::: RECORDS PROVIDED
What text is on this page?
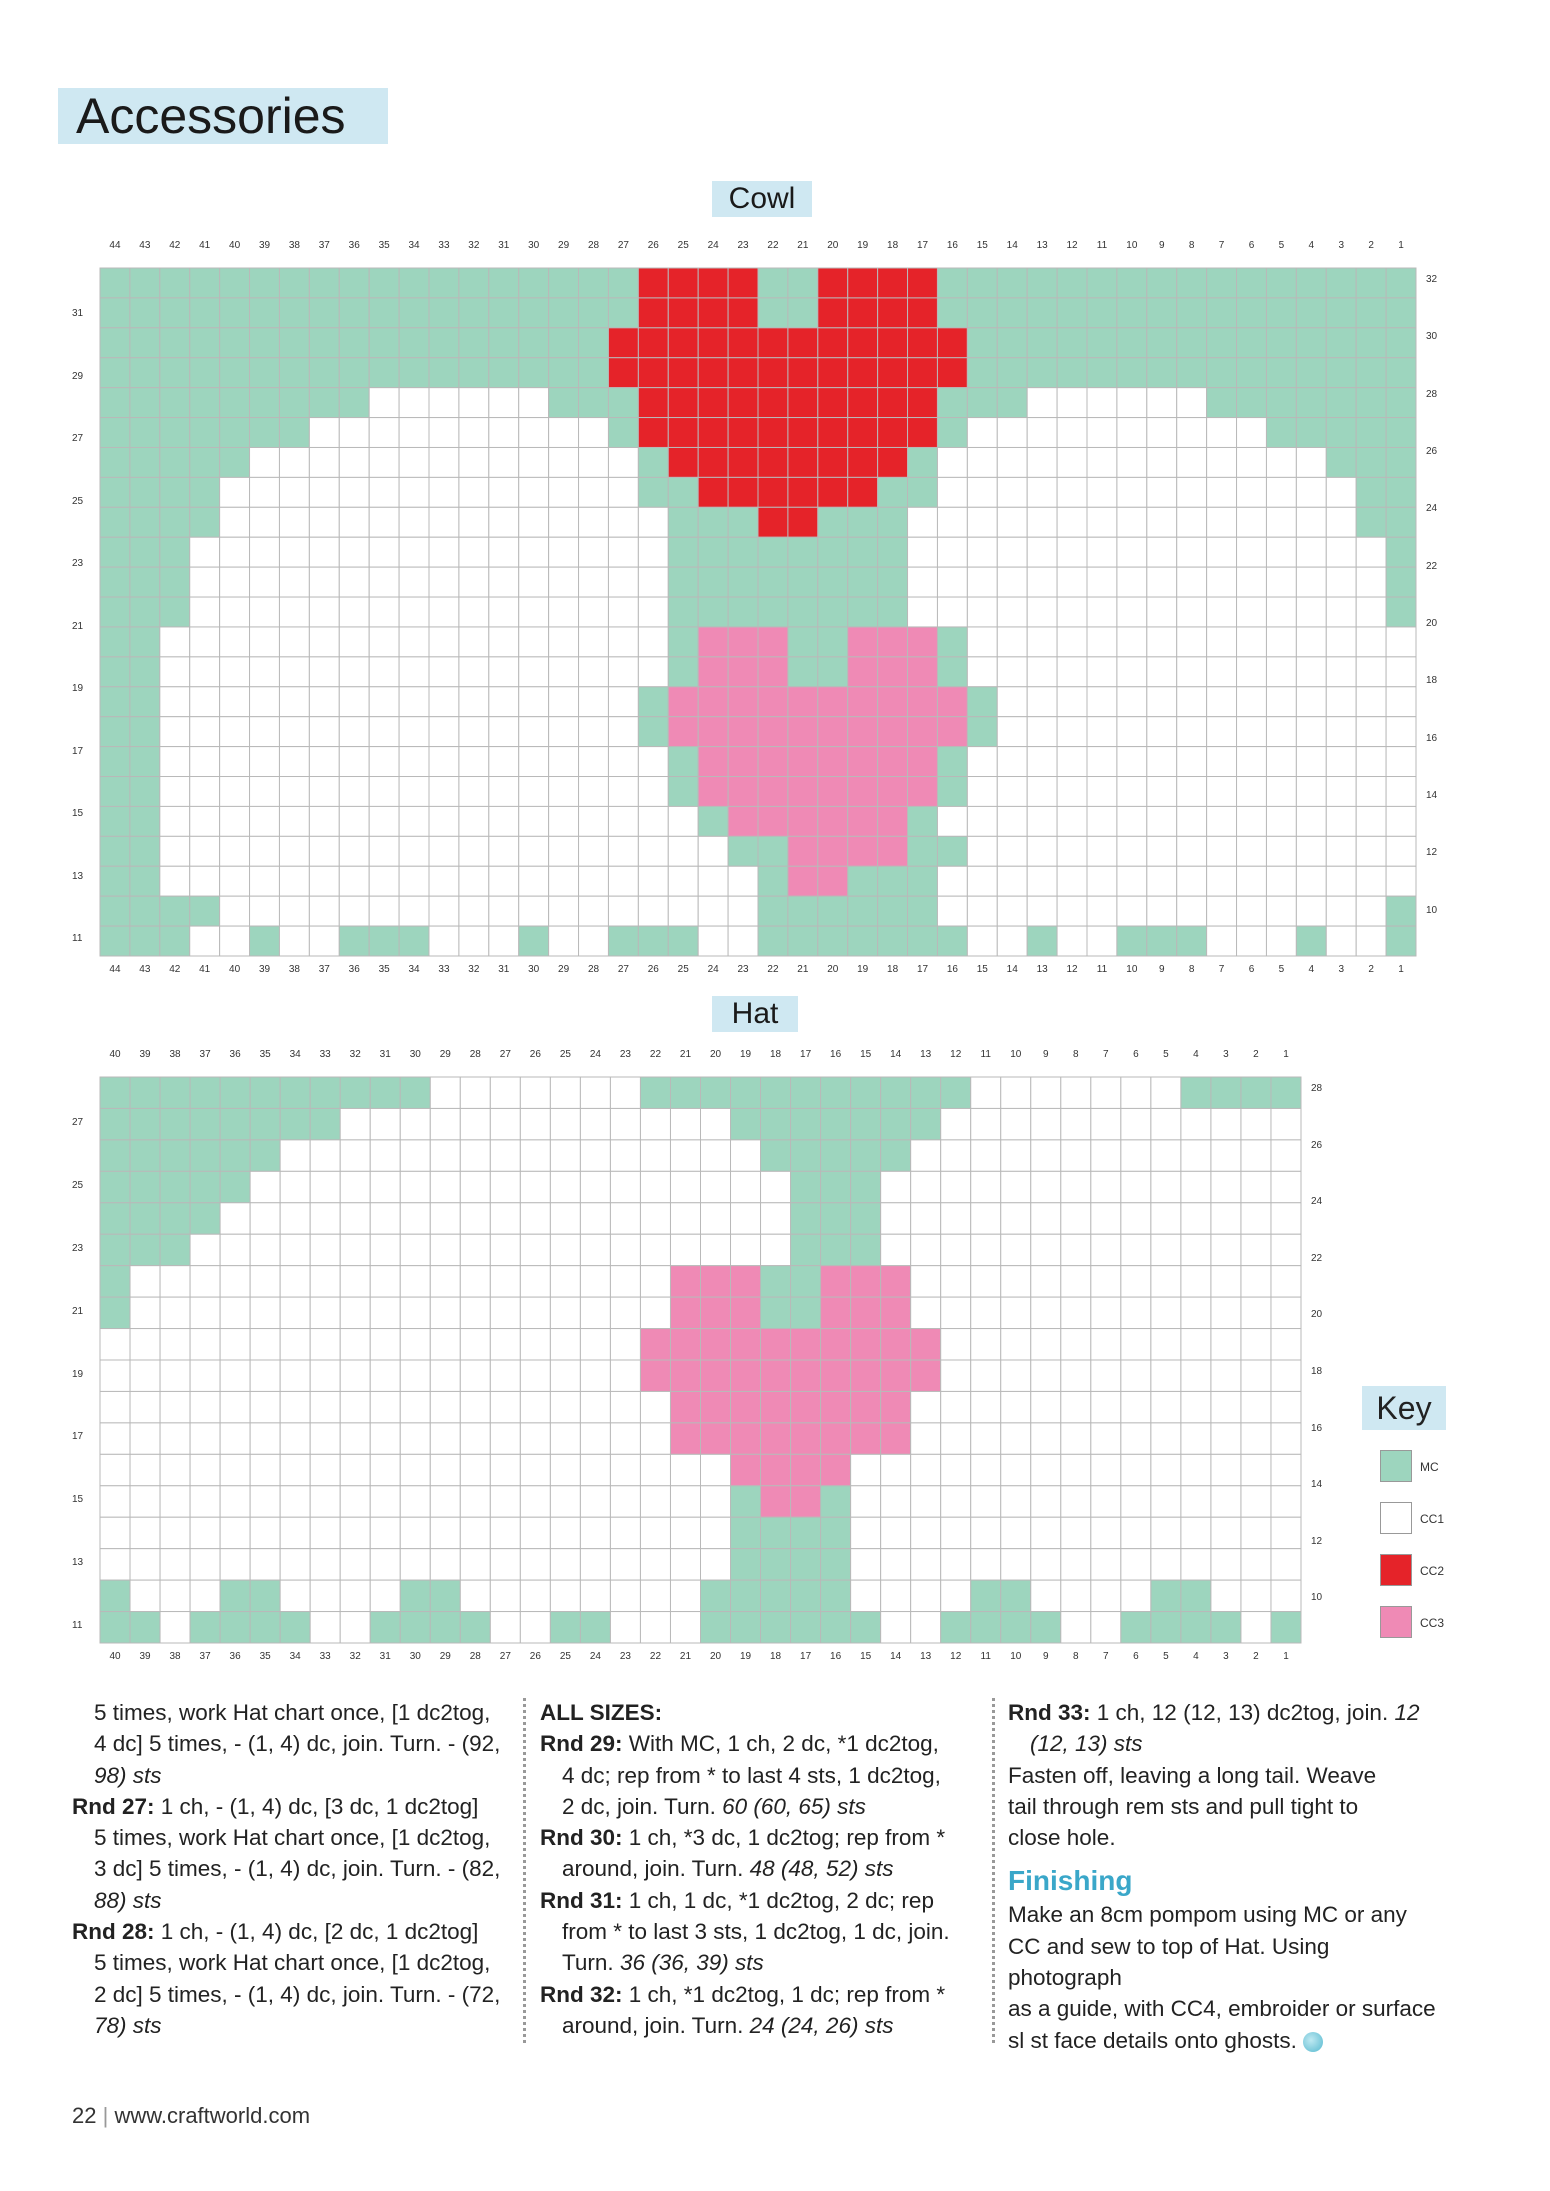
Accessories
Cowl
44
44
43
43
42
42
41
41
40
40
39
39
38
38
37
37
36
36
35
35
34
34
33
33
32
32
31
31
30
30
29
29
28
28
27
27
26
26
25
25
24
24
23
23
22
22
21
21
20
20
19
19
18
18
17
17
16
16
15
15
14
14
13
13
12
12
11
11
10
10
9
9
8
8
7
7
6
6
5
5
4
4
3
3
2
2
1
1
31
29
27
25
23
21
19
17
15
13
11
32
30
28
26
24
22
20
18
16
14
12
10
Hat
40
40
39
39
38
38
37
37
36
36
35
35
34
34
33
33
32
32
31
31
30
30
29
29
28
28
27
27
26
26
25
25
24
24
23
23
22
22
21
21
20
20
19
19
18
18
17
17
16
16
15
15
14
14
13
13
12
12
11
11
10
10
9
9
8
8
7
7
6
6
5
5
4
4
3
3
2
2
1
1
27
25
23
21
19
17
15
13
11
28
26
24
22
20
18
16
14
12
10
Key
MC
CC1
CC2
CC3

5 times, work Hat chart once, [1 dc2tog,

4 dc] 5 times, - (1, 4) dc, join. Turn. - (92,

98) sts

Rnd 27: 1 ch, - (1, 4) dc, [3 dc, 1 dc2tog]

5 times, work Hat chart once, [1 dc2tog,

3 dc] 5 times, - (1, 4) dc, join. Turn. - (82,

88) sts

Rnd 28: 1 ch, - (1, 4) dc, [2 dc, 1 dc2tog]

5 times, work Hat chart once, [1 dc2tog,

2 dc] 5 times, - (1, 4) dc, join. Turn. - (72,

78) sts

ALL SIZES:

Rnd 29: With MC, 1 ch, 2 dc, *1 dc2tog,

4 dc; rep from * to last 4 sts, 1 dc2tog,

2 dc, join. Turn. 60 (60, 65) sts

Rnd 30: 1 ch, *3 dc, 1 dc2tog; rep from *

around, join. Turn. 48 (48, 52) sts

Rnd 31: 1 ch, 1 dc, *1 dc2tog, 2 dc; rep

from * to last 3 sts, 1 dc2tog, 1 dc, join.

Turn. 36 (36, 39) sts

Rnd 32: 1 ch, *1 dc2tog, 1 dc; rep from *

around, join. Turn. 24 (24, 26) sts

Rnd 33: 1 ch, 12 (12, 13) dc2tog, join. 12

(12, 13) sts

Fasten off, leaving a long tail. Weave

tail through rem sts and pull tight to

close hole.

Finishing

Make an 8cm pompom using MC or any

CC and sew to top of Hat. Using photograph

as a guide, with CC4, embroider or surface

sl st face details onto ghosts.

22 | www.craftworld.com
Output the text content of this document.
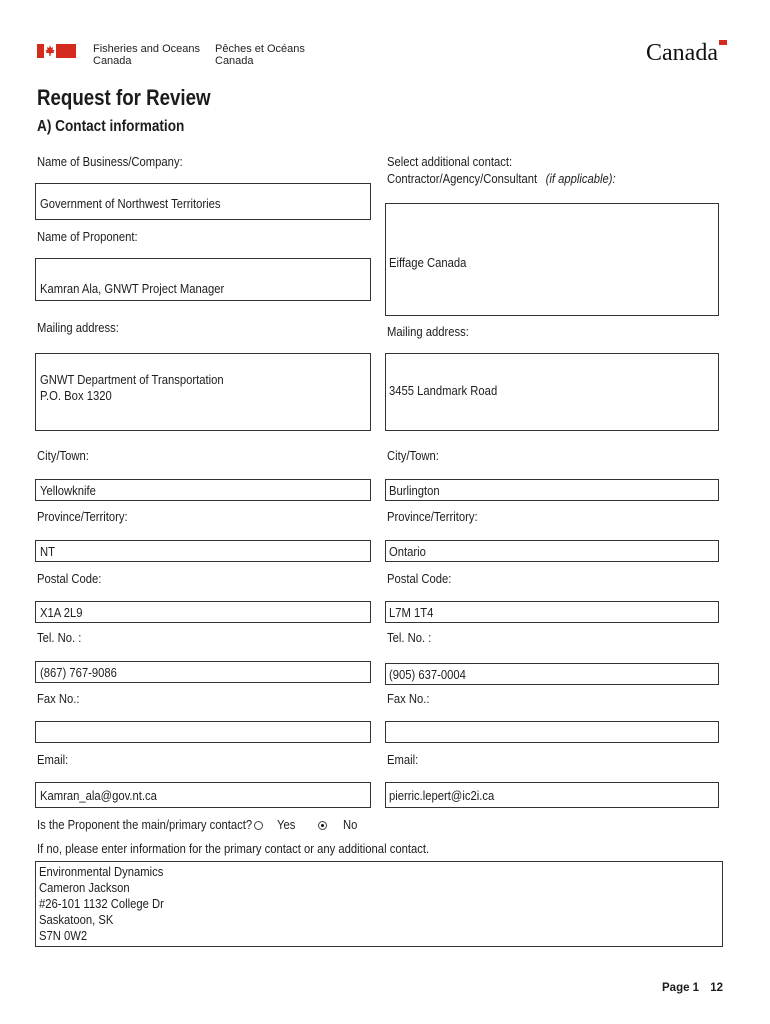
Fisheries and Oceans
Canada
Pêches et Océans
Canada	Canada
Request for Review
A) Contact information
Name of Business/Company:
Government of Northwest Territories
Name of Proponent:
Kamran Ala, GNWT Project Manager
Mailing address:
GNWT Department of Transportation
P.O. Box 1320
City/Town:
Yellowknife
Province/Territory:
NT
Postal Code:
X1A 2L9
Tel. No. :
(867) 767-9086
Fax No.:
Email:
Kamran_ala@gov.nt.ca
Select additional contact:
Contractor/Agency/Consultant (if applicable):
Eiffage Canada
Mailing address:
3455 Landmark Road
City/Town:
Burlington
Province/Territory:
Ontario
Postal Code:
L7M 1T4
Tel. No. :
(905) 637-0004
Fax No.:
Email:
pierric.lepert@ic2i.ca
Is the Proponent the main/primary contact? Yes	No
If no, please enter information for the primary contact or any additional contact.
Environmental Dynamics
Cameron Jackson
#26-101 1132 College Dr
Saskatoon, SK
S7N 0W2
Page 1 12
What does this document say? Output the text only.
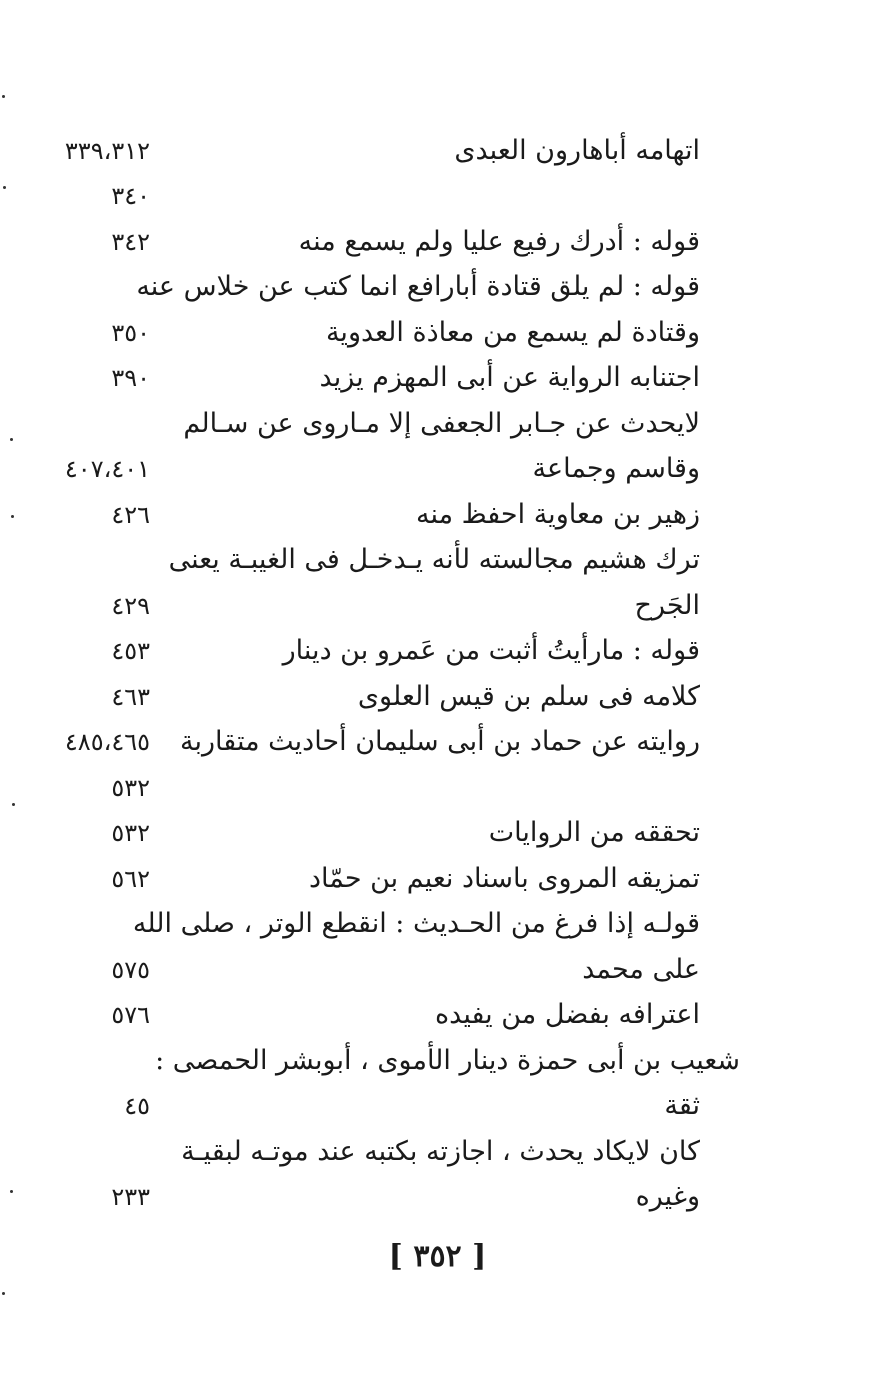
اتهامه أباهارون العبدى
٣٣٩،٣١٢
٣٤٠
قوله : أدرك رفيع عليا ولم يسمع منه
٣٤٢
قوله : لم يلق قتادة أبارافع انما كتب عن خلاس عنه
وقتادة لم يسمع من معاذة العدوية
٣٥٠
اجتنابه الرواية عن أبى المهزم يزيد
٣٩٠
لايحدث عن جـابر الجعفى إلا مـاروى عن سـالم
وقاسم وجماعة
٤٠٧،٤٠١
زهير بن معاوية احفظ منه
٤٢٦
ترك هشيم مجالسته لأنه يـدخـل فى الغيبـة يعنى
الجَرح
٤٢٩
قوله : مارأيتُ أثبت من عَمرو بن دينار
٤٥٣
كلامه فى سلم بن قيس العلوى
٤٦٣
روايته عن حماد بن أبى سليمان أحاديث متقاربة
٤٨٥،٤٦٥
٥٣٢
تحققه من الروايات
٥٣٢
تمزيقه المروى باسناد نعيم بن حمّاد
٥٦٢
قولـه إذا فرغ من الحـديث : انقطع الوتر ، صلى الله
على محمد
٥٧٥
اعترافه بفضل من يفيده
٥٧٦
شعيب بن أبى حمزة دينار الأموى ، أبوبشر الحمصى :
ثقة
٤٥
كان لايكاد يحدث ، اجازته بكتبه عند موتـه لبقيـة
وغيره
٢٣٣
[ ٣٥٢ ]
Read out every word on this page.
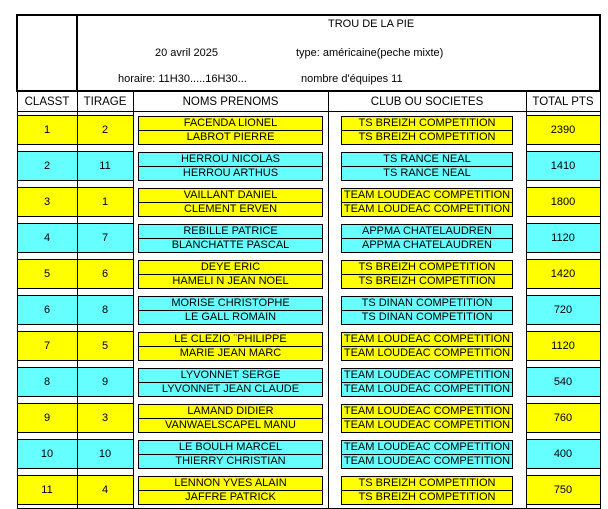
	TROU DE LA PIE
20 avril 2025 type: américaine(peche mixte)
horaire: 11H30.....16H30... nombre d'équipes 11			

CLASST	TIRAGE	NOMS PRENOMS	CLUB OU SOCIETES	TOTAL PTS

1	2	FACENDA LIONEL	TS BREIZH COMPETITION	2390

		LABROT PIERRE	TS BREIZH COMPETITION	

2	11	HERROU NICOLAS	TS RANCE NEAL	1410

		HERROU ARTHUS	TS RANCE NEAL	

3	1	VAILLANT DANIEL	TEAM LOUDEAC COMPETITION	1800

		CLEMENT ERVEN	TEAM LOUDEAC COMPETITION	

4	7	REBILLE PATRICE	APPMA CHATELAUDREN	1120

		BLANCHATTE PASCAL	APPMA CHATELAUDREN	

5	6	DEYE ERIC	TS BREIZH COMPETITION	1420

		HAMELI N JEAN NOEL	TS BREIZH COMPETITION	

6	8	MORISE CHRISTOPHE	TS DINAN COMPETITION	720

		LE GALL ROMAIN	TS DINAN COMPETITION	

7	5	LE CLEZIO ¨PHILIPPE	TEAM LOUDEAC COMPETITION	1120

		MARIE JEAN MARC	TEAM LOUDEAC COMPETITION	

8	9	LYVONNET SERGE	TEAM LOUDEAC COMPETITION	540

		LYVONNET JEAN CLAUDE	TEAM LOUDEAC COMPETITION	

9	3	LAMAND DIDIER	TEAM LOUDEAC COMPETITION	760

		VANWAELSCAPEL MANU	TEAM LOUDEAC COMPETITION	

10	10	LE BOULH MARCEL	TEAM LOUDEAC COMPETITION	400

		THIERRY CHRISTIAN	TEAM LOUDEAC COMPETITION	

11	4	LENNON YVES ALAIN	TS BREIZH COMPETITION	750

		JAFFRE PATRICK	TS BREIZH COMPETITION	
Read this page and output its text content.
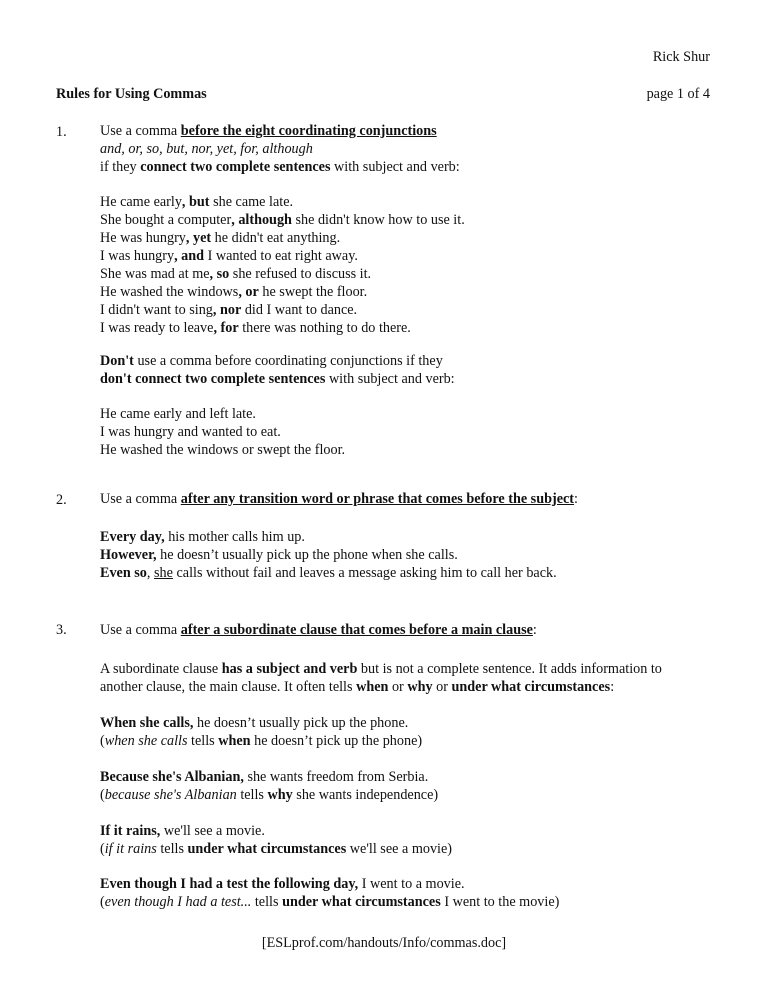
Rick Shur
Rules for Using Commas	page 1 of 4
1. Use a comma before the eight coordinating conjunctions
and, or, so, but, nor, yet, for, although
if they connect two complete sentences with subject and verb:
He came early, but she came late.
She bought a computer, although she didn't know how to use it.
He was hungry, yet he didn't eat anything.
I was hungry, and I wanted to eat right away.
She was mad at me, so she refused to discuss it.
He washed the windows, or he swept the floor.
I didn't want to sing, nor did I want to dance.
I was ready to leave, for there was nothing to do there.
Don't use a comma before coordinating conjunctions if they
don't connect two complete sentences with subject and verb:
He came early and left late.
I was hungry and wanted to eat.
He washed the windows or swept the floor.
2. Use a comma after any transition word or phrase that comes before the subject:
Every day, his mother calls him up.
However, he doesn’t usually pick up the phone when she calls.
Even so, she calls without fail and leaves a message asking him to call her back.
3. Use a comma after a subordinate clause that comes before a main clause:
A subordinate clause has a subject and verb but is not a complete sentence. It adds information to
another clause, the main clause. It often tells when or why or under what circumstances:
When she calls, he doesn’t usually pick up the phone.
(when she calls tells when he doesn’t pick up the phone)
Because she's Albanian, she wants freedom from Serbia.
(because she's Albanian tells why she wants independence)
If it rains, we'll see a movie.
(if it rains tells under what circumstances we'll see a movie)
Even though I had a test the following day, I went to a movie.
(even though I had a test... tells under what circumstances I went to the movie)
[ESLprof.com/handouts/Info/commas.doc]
::::::
• **SET TASK**
Report all lines of the data above that include the string "Albanian".

• **TASK OUTPUT**
Because she's Albanian, she wants freedom from Serbia.
(because she's Albanian tells why she wants independence)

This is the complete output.